◆ Short task:
Return each line of the listing that contains the string "kommun".

Dataset excerpt:
────────────────────
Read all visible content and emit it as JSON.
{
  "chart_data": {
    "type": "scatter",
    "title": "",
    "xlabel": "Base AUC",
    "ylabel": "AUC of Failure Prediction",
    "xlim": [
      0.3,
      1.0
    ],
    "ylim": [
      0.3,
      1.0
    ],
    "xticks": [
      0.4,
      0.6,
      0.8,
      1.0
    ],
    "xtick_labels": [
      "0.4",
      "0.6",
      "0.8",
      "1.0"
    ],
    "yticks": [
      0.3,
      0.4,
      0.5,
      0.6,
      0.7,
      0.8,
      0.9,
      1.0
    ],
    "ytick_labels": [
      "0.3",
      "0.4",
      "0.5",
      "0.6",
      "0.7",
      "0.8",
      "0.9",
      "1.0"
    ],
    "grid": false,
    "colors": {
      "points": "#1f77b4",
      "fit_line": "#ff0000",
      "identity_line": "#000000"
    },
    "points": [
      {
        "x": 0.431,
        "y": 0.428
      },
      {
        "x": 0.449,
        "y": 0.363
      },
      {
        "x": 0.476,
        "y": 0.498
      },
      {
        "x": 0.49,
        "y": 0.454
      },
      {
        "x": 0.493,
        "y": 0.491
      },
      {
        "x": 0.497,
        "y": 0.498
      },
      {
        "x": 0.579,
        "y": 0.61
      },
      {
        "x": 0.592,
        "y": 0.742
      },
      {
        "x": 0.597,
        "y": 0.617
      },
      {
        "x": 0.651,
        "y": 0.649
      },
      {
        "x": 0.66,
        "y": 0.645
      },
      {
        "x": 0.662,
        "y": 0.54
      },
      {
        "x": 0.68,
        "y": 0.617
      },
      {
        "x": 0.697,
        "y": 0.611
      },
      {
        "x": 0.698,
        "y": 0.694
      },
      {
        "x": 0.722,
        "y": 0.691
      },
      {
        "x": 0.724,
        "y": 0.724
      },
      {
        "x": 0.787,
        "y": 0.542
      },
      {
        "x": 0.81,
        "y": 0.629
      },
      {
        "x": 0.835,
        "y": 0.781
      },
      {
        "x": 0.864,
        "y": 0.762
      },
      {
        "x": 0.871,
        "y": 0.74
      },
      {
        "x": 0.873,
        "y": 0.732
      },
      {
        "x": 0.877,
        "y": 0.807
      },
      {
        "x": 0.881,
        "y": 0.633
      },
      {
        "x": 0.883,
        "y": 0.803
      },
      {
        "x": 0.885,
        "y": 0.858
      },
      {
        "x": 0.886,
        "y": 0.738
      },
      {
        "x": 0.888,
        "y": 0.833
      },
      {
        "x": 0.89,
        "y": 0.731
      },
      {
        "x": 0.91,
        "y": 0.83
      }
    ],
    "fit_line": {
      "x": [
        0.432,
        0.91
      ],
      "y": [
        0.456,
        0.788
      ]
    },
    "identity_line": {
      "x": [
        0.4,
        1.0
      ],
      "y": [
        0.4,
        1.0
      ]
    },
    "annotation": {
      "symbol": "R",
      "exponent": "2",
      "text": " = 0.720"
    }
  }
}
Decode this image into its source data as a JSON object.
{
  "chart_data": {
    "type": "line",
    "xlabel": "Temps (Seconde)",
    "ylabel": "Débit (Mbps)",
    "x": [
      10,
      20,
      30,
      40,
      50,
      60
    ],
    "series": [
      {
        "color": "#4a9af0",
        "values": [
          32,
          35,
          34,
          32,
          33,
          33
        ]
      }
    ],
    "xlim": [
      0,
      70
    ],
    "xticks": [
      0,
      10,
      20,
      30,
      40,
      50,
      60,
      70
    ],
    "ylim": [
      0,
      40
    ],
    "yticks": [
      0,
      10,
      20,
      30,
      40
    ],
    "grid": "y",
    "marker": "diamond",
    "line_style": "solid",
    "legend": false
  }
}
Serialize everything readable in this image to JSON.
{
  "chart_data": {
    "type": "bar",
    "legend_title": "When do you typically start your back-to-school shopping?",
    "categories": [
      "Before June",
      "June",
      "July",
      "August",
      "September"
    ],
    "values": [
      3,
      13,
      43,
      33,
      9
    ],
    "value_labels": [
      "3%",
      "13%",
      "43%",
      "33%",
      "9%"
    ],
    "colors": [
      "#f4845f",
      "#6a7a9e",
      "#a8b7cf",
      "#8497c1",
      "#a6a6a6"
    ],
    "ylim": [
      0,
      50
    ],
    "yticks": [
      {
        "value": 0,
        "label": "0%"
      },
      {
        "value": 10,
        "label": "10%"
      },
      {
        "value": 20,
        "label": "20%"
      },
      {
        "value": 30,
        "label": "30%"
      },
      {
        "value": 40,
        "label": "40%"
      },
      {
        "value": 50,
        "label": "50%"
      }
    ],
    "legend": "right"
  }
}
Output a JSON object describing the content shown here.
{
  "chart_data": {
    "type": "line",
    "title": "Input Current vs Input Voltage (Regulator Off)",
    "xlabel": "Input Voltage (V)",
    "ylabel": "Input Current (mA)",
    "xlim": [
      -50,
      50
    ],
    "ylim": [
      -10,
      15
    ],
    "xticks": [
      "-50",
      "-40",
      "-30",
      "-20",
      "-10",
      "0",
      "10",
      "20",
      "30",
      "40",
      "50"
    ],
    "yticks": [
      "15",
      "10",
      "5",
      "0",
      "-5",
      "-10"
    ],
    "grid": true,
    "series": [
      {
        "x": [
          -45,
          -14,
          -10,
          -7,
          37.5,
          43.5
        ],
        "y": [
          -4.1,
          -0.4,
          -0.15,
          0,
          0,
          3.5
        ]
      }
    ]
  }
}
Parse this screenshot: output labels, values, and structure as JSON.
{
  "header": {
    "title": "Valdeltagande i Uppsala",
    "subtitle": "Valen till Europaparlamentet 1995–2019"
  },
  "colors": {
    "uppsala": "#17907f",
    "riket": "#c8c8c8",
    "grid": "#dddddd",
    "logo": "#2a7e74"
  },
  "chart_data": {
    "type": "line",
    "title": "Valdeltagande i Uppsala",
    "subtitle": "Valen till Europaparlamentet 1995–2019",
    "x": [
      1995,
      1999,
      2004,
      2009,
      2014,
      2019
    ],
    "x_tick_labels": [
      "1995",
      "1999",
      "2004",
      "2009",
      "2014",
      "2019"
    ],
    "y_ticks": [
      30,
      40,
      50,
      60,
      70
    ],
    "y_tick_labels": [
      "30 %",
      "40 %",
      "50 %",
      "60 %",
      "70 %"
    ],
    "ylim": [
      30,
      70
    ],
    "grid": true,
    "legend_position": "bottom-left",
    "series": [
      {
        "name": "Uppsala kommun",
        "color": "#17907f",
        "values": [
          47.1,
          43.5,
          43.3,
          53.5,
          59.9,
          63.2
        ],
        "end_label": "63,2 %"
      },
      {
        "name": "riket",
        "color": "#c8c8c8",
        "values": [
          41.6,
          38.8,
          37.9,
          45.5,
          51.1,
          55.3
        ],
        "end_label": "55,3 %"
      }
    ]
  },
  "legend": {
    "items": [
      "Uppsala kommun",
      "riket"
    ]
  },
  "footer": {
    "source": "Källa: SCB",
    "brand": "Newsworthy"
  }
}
────────────────────
◆ Response to this task:
        "name": "Uppsala kommun",
      "Uppsala kommun",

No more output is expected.